- **What to produce**:
Scan the lines below for "Koster"; report the number of lines that contain it, and only that.

- **Records provided**:
□ □ □ □ □ □ □

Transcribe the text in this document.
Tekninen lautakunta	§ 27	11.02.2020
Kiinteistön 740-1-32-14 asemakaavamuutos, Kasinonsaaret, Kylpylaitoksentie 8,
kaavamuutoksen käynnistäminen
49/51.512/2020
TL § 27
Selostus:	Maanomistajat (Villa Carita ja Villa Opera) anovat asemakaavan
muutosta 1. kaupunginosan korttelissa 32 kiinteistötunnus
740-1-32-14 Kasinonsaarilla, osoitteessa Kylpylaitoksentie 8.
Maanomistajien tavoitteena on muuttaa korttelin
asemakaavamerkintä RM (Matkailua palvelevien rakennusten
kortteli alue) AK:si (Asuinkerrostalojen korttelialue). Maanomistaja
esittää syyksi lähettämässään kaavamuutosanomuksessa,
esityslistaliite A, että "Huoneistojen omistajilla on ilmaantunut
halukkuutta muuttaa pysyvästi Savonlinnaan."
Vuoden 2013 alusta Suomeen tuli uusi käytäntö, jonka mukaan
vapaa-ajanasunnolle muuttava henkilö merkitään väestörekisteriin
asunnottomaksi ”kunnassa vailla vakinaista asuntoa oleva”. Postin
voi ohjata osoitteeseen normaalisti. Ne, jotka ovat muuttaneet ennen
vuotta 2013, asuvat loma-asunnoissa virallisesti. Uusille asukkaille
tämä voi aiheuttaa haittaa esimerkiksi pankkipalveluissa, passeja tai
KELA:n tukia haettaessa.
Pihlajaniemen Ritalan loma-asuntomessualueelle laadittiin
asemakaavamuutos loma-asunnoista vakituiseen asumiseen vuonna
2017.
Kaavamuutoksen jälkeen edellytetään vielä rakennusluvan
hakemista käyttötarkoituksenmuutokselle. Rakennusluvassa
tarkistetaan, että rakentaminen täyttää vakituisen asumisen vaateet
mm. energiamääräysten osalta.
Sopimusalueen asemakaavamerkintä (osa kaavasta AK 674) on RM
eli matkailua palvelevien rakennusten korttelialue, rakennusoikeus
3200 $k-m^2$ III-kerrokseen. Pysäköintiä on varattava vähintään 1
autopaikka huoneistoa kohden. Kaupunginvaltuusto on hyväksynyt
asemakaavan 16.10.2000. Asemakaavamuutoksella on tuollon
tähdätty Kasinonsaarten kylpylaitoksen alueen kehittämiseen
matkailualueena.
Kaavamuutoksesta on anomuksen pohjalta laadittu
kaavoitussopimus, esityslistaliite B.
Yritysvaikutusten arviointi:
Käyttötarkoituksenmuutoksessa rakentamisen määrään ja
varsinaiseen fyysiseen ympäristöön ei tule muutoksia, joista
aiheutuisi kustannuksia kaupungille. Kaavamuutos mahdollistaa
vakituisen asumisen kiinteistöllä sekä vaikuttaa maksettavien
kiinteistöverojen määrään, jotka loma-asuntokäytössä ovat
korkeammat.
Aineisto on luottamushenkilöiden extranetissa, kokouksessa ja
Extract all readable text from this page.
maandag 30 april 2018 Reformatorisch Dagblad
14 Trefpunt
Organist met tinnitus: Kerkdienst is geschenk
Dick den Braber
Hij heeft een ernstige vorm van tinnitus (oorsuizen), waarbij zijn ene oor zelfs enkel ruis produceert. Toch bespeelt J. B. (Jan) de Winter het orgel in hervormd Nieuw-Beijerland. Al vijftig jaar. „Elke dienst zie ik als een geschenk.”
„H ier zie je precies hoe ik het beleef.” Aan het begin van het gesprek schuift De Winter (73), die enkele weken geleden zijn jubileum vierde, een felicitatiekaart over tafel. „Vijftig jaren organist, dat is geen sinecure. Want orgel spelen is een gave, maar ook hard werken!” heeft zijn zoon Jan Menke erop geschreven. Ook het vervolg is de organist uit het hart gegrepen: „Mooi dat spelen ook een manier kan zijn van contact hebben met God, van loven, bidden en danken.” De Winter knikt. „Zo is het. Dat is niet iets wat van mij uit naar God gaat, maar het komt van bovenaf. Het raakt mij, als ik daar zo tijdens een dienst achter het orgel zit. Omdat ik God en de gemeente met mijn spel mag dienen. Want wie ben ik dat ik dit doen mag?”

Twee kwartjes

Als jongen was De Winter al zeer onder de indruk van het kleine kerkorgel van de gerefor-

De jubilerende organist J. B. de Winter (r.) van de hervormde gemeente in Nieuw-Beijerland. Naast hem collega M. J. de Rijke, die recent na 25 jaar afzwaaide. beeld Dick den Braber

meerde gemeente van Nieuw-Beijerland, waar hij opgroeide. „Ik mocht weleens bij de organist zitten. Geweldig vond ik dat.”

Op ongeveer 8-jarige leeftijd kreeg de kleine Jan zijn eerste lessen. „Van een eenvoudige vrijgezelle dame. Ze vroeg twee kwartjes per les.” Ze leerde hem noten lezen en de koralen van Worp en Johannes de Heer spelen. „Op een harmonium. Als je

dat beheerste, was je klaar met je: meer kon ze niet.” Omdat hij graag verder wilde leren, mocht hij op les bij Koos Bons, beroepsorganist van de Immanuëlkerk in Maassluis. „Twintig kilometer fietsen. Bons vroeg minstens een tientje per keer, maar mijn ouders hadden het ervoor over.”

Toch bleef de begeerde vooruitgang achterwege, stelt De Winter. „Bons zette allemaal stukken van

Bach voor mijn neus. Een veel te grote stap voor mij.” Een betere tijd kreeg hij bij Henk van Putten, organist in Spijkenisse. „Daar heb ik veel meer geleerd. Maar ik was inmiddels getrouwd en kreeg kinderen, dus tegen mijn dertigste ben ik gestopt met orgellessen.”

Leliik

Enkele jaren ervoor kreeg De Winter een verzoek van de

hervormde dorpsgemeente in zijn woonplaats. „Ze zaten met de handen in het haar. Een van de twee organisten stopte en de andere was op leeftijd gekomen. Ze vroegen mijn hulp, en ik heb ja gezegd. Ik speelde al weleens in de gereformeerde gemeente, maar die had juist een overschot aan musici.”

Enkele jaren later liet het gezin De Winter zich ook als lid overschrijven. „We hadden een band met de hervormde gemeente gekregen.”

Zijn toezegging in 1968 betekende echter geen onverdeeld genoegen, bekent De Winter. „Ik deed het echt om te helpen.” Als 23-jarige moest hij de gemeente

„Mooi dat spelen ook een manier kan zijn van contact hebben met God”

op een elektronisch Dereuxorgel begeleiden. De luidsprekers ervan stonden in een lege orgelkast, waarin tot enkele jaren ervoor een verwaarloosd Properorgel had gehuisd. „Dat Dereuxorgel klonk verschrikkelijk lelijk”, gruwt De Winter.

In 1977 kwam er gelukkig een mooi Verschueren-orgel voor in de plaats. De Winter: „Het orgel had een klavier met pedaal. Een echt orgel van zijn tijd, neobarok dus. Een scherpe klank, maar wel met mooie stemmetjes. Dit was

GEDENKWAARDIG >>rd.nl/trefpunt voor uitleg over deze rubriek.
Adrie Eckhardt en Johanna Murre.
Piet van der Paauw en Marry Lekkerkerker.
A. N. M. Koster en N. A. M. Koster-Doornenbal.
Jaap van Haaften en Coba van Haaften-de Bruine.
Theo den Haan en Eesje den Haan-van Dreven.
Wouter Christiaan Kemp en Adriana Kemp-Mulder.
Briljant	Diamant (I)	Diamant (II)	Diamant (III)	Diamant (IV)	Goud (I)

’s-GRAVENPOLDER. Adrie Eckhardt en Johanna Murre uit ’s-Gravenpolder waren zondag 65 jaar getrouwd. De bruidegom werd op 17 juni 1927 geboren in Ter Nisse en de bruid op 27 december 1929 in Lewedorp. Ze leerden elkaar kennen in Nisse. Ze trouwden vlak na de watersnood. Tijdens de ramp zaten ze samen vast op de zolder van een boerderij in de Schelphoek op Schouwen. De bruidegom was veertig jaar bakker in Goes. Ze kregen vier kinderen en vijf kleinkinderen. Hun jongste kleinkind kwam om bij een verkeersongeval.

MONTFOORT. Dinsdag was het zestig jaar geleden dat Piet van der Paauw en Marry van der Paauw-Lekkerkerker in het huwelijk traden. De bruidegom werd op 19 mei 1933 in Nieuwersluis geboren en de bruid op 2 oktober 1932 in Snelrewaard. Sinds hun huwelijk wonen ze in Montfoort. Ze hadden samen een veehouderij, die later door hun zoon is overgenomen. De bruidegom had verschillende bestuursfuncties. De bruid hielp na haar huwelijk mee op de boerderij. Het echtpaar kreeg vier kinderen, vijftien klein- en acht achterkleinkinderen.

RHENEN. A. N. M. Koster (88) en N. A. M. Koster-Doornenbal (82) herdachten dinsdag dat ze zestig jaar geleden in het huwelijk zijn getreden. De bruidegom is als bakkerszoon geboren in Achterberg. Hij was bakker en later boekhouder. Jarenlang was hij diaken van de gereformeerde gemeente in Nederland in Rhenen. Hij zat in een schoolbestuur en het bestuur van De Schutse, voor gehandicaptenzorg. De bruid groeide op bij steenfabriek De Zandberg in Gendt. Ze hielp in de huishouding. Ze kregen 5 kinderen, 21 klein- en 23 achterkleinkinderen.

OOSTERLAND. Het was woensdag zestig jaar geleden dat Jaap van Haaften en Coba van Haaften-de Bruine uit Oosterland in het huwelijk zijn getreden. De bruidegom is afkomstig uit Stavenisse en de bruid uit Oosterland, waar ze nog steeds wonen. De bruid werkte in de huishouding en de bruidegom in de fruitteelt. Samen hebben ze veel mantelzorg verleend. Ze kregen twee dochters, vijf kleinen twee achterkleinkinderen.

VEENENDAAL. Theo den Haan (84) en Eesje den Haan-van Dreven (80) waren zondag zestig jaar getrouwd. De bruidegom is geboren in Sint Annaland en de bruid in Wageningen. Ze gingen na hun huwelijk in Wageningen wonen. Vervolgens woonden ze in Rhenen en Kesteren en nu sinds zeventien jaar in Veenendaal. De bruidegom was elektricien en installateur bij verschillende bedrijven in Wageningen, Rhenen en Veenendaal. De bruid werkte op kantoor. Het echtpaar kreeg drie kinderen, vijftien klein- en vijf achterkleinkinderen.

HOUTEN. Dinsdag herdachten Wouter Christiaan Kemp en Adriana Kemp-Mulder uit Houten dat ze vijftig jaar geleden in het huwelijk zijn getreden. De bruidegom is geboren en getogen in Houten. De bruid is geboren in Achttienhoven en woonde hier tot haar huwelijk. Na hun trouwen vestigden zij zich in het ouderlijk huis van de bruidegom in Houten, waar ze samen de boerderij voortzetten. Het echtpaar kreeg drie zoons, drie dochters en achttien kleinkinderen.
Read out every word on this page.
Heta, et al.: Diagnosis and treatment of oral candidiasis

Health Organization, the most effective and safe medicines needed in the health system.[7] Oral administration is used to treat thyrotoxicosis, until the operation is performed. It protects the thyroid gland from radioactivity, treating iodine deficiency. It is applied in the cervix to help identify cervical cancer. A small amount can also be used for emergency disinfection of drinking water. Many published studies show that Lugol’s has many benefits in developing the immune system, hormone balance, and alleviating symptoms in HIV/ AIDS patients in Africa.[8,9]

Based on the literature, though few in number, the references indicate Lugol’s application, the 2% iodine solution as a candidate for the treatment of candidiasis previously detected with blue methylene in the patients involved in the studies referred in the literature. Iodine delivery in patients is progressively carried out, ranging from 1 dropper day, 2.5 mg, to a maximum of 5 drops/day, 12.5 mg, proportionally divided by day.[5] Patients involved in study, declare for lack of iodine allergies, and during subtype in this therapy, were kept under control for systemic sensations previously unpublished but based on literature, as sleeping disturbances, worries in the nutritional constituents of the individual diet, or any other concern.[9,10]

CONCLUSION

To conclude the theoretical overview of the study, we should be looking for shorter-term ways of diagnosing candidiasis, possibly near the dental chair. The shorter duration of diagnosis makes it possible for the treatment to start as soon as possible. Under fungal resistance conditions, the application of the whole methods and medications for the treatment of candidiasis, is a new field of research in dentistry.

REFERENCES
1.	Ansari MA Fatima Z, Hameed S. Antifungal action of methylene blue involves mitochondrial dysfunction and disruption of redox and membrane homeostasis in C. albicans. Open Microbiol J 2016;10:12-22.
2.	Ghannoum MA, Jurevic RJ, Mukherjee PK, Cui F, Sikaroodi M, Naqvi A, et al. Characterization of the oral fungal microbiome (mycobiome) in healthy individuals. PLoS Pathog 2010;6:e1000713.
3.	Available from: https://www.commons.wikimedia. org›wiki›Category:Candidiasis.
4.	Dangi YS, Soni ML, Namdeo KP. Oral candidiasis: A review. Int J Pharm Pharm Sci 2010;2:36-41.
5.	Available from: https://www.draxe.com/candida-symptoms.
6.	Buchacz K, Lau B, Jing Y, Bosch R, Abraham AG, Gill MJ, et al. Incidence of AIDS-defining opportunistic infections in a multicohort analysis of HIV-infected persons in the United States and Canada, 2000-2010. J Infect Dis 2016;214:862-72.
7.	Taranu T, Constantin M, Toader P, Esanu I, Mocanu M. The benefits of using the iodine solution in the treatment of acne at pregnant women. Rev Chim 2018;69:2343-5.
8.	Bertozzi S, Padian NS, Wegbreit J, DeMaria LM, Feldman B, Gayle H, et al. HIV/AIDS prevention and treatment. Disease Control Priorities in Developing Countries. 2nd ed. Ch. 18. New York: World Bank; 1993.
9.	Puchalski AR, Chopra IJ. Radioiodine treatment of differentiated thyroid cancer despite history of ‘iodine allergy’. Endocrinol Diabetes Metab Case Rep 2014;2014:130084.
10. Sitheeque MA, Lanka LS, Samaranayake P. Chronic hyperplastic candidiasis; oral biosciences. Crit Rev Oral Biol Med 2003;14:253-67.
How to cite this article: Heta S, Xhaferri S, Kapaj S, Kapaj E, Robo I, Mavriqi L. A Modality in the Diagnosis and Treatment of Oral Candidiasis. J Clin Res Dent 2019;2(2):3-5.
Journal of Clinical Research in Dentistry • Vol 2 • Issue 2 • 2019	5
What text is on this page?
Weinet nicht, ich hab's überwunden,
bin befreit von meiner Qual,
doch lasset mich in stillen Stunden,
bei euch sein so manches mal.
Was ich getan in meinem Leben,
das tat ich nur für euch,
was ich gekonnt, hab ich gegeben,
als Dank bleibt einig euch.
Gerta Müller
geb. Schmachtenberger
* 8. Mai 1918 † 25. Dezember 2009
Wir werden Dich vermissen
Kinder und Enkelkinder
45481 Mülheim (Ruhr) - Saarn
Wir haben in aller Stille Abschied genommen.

□ □ □ □ □ □ □

- **Finished exercise**:
2